Which lines in the entries below contain the string "time"? Pull out each of them, treating uppercase and lowercase as different.

DATA IN THIS EXERCISE:
•••

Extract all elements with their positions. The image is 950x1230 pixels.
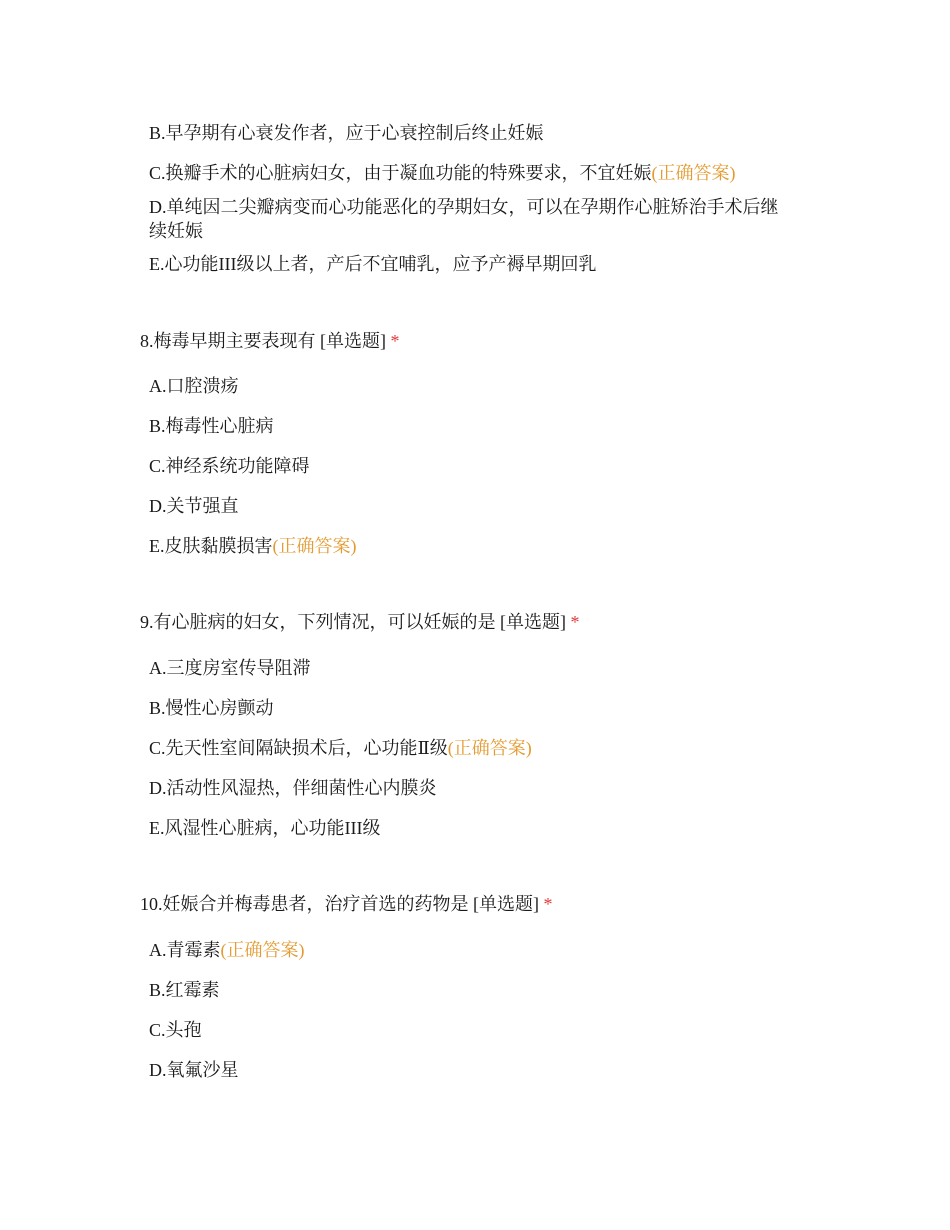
option-text: E.心功能III级以上者，产后不宜哺乳，应予产褥早期回乳 — [149, 254, 597, 274]
option-text: A.口腔溃疡 — [149, 376, 239, 396]
q10-title — [140, 892, 553, 916]
q8-option-e — [149, 534, 357, 558]
required-mark: * — [570, 612, 580, 632]
correct-answer-mark: (正确答案) — [447, 738, 532, 758]
option-text: C.头孢 — [149, 1020, 202, 1040]
q9-option-e — [149, 816, 380, 840]
q10-option-c — [149, 1018, 202, 1042]
option-text: D.氧氟沙星 — [149, 1060, 239, 1080]
q9-title — [140, 610, 580, 634]
q10-option-b — [149, 978, 220, 1002]
option-text: C.先天性室间隔缺损术后，心功能Ⅱ级 — [149, 738, 448, 758]
question-text: 10.妊娠合并梅毒患者，治疗首选的药物是 [单选题] — [140, 894, 539, 914]
question-text: 8.梅毒早期主要表现有 [单选题] — [140, 331, 386, 351]
option-text-line-2: 续妊娠 — [149, 221, 203, 241]
option-text: B.早孕期有心衰发作者，应于心衰控制后终止妊娠 — [149, 123, 544, 143]
option-text: B.慢性心房颤动 — [149, 698, 274, 718]
q8-option-c — [149, 454, 310, 478]
q9-option-b — [149, 696, 274, 720]
required-mark: * — [543, 894, 553, 914]
option-text-line-1: D.单纯因二尖瓣病变而心功能恶化的孕期妇女，可以在孕期作心脏矫治手术后继 — [149, 197, 779, 217]
option-text: C.神经系统功能障碍 — [149, 456, 310, 476]
q9-option-d — [149, 776, 437, 800]
q8-option-b — [149, 414, 274, 438]
q7-option-b — [149, 121, 544, 145]
question-text: 9.有心脏病的妇女，下列情况，可以妊娠的是 [单选题] — [140, 612, 566, 632]
correct-answer-mark: (正确答案) — [272, 536, 357, 556]
option-text: E.风湿性心脏病，心功能III级 — [149, 818, 381, 838]
correct-answer-mark: (正确答案) — [220, 940, 305, 960]
option-text: D.活动性风湿热，伴细菌性心内膜炎 — [149, 778, 437, 798]
q10-option-d — [149, 1058, 239, 1082]
q10-option-a — [149, 938, 305, 962]
option-text: B.梅毒性心脏病 — [149, 416, 274, 436]
option-text: A.青霉素 — [149, 940, 221, 960]
q9-option-a — [149, 656, 311, 680]
correct-answer-mark: (正确答案) — [651, 163, 736, 183]
required-mark: * — [390, 331, 400, 351]
option-text: C.换瓣手术的心脏病妇女，由于凝血功能的特殊要求，不宜妊娠 — [149, 163, 652, 183]
q8-title — [140, 329, 400, 353]
option-text: E.皮肤黏膜损害 — [149, 536, 273, 556]
q7-option-e — [149, 252, 596, 276]
option-text: B.红霉素 — [149, 980, 220, 1000]
q7-option-d — [149, 195, 779, 243]
q9-option-c — [149, 736, 532, 760]
q7-option-c — [149, 161, 736, 185]
q8-option-d — [149, 494, 239, 518]
option-text: D.关节强直 — [149, 496, 239, 516]
option-text: A.三度房室传导阻滞 — [149, 658, 311, 678]
q8-option-a — [149, 374, 239, 398]
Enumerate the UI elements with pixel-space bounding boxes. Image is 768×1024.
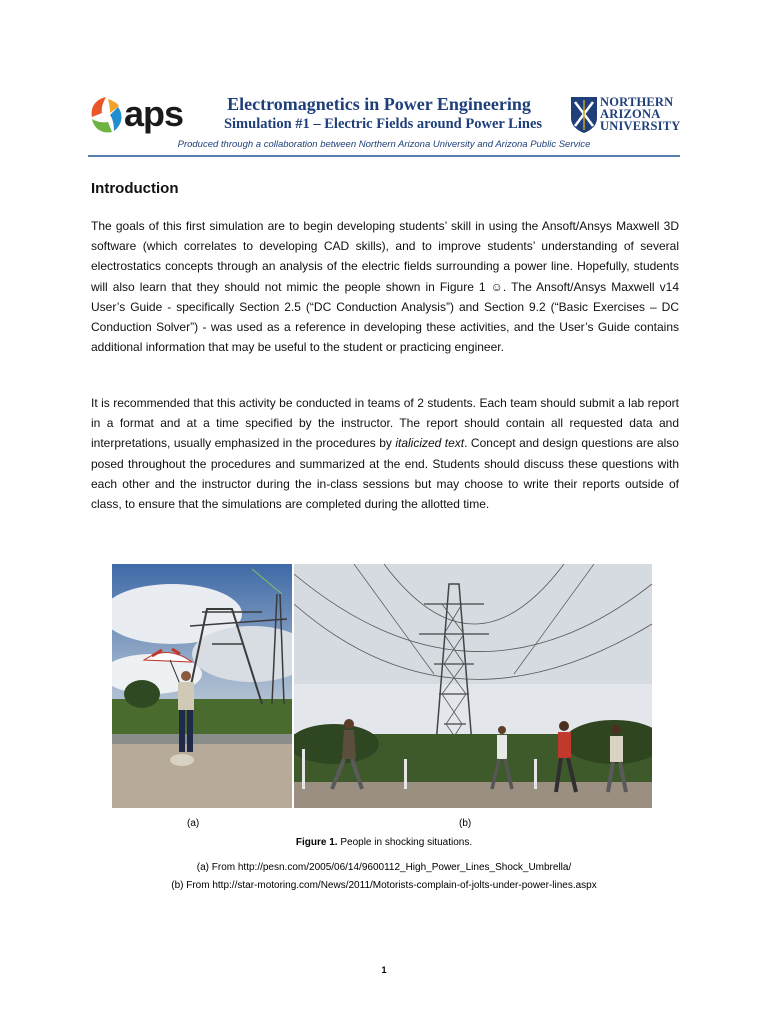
aps-logo (88, 95, 198, 139)
intro-paragraph-2 (91, 393, 679, 514)
section-heading-introduction: Introduction (91, 180, 179, 197)
intro-paragraph-2-italic: italicized text (395, 436, 465, 451)
nau-wordmark (600, 96, 681, 132)
figure-label-b: (b) (459, 818, 472, 829)
intro-paragraph-1: The goals of this first simulation are to begin developing students’ skill in using the Ansoft/Ansys Maxwell 3D software (which correlates to developing CAD skills), and to improve students’ understanding of several electrostatics concepts through an analysis of the electric fields surrounding a power line. Hopefully, students will also learn that they should not mimic the people shown in Figure 1 ☺. The Ansoft/Ansys Maxwell v14 User’s Guide - specifically Section 2.5 (“DC Conduction Analysis”) and Section 9.2 (“Basic Exercises – DC Conduction Solver”) - was used as a reference in developing these activities, and the User’s Guide contains additional information that may be useful to the student or practicing engineer. (91, 219, 679, 355)
figure-source-a: (a) From http://pesn.com/2005/06/14/9600112_High_Power_Lines_Shock_Umbrella/ (196, 862, 572, 873)
document-subtitle: Simulation #1 – Electric Fields around Power Lines (223, 116, 543, 132)
figure-photo-a (112, 564, 292, 808)
figure-caption-label: Figure 1. (295, 837, 338, 848)
figure-caption (0, 837, 768, 848)
document-title: Electromagnetics in Power Engineering (227, 94, 531, 114)
nau-logo (570, 96, 680, 136)
nau-line-3: UNIVERSITY (600, 119, 681, 133)
page-number: 1 (381, 965, 387, 975)
nau-shield-icon (570, 96, 598, 134)
aps-swirl-icon (88, 95, 124, 135)
nau-line-2: ARIZONA (600, 107, 661, 121)
figure-source-b: (b) From http://star-motoring.com/News/2011/Motorists-complain-of-jolts-under-power-lines.aspx (171, 880, 597, 891)
figure-label-a: (a) (187, 818, 200, 829)
figure-caption-text: People in shocking situations. (337, 837, 473, 848)
collaboration-note: Produced through a collaboration between Northern Arizona University and Arizona Public Service (177, 139, 591, 150)
figure-photo-b (294, 564, 652, 808)
nau-line-1: NORTHERN (600, 95, 674, 109)
intro-paragraph-2-start: It is recommended that this activity be conducted in teams of 2 students. Each team should submit a lab report in a format and at a time specified by the instructor. The report should contain all requested data and interpretations, usually emphasized in the procedures by (91, 396, 679, 451)
header-divider (88, 155, 680, 157)
aps-wordmark: aps (124, 93, 184, 134)
intro-paragraph-2-end: . Concept and design questions are also posed throughout the procedures and summarized at the end. Students should discuss these questions with each other and the instructor during the in-class sessions but may choose to write their reports outside of class, to ensure that the simulations are completed during the allotted time. (91, 436, 679, 512)
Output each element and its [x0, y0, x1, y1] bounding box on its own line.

•••

ANSWER:
intro-paragraph-2-start: It is recommended that this activity be conducted in teams of 2 students. Each team should submit a lab report in a format and at a time specified by the instructor. The report should contain all requested data and interpretations, usually emphasized in the procedures by (91, 396, 679, 451)
intro-paragraph-2-end: . Concept and design questions are also posed throughout the procedures and summarized at the end. Students should discuss these questions with each other and the instructor during the in-class sessions but may choose to write their reports outside of class, to ensure that the simulations are completed during the allotted time. (91, 436, 679, 512)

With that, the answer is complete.